● **Records for this exercise**:
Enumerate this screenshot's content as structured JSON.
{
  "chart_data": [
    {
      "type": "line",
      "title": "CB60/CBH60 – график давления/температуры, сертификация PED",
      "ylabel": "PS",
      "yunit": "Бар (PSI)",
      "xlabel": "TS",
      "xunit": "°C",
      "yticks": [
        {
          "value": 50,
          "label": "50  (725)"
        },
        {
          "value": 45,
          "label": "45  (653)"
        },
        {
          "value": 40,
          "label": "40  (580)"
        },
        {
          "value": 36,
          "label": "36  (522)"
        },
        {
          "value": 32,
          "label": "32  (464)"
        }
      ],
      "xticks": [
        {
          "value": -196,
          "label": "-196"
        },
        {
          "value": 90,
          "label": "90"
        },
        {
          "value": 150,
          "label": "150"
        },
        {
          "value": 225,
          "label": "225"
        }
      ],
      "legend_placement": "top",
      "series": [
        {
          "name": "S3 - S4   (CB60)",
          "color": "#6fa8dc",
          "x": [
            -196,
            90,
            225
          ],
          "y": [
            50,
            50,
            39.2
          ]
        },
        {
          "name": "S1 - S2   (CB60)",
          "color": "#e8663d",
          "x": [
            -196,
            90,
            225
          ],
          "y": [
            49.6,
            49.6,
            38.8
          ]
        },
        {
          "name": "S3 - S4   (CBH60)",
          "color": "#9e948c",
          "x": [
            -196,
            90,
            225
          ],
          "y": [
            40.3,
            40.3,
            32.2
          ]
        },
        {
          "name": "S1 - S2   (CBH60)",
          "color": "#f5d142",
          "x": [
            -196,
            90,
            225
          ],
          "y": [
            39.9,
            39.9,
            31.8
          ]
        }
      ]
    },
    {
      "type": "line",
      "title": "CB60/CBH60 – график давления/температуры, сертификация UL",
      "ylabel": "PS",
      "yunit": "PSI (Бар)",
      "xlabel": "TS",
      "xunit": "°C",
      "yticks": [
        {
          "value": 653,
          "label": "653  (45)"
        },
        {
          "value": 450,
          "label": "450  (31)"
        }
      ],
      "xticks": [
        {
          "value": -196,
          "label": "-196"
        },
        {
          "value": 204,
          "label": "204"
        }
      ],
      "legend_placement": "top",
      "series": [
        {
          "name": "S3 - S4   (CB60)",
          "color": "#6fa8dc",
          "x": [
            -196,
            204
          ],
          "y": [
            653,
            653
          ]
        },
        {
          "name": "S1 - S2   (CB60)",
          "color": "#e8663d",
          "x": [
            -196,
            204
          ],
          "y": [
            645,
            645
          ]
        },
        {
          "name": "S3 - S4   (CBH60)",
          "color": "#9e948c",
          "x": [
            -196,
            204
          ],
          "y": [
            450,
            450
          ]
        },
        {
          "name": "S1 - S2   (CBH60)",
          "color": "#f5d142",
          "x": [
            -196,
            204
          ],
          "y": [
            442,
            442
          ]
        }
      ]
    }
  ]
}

● **What to produce**: Write out the data again, exactly and in full.

● **Full solution**:
Enumerate this screenshot's content as structured JSON.
{
  "chart_data": [
    {
      "type": "line",
      "title": "CB60/CBH60 – график давления/температуры, сертификация PED",
      "ylabel": "PS",
      "yunit": "Бар (PSI)",
      "xlabel": "TS",
      "xunit": "°C",
      "yticks": [
        {
          "value": 50,
          "label": "50  (725)"
        },
        {
          "value": 45,
          "label": "45  (653)"
        },
        {
          "value": 40,
          "label": "40  (580)"
        },
        {
          "value": 36,
          "label": "36  (522)"
        },
        {
          "value": 32,
          "label": "32  (464)"
        }
      ],
      "xticks": [
        {
          "value": -196,
          "label": "-196"
        },
        {
          "value": 90,
          "label": "90"
        },
        {
          "value": 150,
          "label": "150"
        },
        {
          "value": 225,
          "label": "225"
        }
      ],
      "legend_placement": "top",
      "series": [
        {
          "name": "S3 - S4   (CB60)",
          "color": "#6fa8dc",
          "x": [
            -196,
            90,
            225
          ],
          "y": [
            50,
            50,
            39.2
          ]
        },
        {
          "name": "S1 - S2   (CB60)",
          "color": "#e8663d",
          "x": [
            -196,
            90,
            225
          ],
          "y": [
            49.6,
            49.6,
            38.8
          ]
        },
        {
          "name": "S3 - S4   (CBH60)",
          "color": "#9e948c",
          "x": [
            -196,
            90,
            225
          ],
          "y": [
            40.3,
            40.3,
            32.2
          ]
        },
        {
          "name": "S1 - S2   (CBH60)",
          "color": "#f5d142",
          "x": [
            -196,
            90,
            225
          ],
          "y": [
            39.9,
            39.9,
            31.8
          ]
        }
      ]
    },
    {
      "type": "line",
      "title": "CB60/CBH60 – график давления/температуры, сертификация UL",
      "ylabel": "PS",
      "yunit": "PSI (Бар)",
      "xlabel": "TS",
      "xunit": "°C",
      "yticks": [
        {
          "value": 653,
          "label": "653  (45)"
        },
        {
          "value": 450,
          "label": "450  (31)"
        }
      ],
      "xticks": [
        {
          "value": -196,
          "label": "-196"
        },
        {
          "value": 204,
          "label": "204"
        }
      ],
      "legend_placement": "top",
      "series": [
        {
          "name": "S3 - S4   (CB60)",
          "color": "#6fa8dc",
          "x": [
            -196,
            204
          ],
          "y": [
            653,
            653
          ]
        },
        {
          "name": "S1 - S2   (CB60)",
          "color": "#e8663d",
          "x": [
            -196,
            204
          ],
          "y": [
            645,
            645
          ]
        },
        {
          "name": "S3 - S4   (CBH60)",
          "color": "#9e948c",
          "x": [
            -196,
            204
          ],
          "y": [
            450,
            450
          ]
        },
        {
          "name": "S1 - S2   (CBH60)",
          "color": "#f5d142",
          "x": [
            -196,
            204
          ],
          "y": [
            442,
            442
          ]
        }
      ]
    }
  ]
}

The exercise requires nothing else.